Read through the data and report every line in which the word "product" occurs.

--- Dataset records ---

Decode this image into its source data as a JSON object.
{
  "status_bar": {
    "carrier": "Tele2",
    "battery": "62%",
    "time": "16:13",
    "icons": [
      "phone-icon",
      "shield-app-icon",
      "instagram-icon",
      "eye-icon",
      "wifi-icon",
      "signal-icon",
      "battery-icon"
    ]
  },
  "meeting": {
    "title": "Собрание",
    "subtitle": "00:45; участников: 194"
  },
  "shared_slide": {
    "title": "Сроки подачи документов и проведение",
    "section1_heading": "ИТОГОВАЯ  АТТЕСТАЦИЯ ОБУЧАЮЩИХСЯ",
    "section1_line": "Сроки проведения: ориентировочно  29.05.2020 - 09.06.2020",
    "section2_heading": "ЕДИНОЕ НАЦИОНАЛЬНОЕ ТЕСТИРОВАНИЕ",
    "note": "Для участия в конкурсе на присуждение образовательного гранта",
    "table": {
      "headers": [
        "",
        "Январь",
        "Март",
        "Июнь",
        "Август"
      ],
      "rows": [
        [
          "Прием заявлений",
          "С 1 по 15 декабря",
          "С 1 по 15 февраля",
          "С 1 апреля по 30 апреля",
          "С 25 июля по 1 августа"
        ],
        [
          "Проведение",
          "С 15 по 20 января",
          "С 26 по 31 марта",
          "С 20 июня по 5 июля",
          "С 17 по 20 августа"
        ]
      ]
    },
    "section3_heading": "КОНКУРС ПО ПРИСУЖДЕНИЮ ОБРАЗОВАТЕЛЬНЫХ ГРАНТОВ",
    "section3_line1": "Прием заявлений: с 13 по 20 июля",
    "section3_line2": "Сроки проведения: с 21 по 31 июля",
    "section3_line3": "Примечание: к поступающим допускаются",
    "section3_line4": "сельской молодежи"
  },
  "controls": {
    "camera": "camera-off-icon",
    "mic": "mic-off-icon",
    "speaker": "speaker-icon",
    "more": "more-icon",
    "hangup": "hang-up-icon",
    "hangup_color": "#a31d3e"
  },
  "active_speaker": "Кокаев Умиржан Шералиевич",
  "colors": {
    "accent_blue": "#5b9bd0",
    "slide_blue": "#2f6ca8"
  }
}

---
--- Dataset records ---

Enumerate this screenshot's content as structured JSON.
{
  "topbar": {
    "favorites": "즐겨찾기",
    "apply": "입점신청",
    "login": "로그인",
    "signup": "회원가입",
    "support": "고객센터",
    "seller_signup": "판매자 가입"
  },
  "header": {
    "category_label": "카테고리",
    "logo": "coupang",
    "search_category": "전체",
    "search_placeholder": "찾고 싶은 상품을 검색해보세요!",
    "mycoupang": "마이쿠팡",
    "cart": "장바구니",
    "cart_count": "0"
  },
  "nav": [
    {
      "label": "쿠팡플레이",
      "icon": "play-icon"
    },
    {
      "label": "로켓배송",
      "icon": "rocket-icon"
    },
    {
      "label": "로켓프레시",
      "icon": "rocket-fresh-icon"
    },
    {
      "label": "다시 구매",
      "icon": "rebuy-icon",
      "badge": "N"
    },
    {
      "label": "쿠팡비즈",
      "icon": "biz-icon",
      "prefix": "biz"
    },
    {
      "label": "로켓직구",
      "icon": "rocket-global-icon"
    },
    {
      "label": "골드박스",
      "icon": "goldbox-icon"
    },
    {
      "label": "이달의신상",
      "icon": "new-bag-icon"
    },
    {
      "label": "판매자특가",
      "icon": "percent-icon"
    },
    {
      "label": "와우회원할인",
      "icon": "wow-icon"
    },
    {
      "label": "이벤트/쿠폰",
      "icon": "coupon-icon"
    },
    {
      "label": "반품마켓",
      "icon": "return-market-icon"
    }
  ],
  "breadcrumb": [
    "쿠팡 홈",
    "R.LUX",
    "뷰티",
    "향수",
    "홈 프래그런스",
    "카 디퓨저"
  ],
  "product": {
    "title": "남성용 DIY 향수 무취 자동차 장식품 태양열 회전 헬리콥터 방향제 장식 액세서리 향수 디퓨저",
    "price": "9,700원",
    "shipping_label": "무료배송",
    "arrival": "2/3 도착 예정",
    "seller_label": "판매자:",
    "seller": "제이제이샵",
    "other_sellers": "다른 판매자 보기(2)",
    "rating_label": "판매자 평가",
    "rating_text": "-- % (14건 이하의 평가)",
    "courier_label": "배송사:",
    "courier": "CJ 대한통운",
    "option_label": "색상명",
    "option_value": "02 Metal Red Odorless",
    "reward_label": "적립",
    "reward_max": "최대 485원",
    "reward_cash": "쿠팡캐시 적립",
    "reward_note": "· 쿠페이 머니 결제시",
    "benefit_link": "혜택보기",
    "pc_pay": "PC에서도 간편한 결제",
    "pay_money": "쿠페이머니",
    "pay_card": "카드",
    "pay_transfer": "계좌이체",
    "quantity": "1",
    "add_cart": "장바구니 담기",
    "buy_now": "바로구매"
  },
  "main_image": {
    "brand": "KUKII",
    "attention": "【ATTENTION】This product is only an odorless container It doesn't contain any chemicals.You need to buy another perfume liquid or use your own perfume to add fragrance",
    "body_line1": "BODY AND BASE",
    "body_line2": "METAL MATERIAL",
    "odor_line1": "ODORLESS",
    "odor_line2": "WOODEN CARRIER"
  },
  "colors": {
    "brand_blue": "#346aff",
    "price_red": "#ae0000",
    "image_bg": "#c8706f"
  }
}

---

• _Answer to the exercise_:
  "product": {
    "attention": "【ATTENTION】This product is only an odorless container It doesn't contain any chemicals.You need to buy another perfume liquid or use your own perfume to add fragrance",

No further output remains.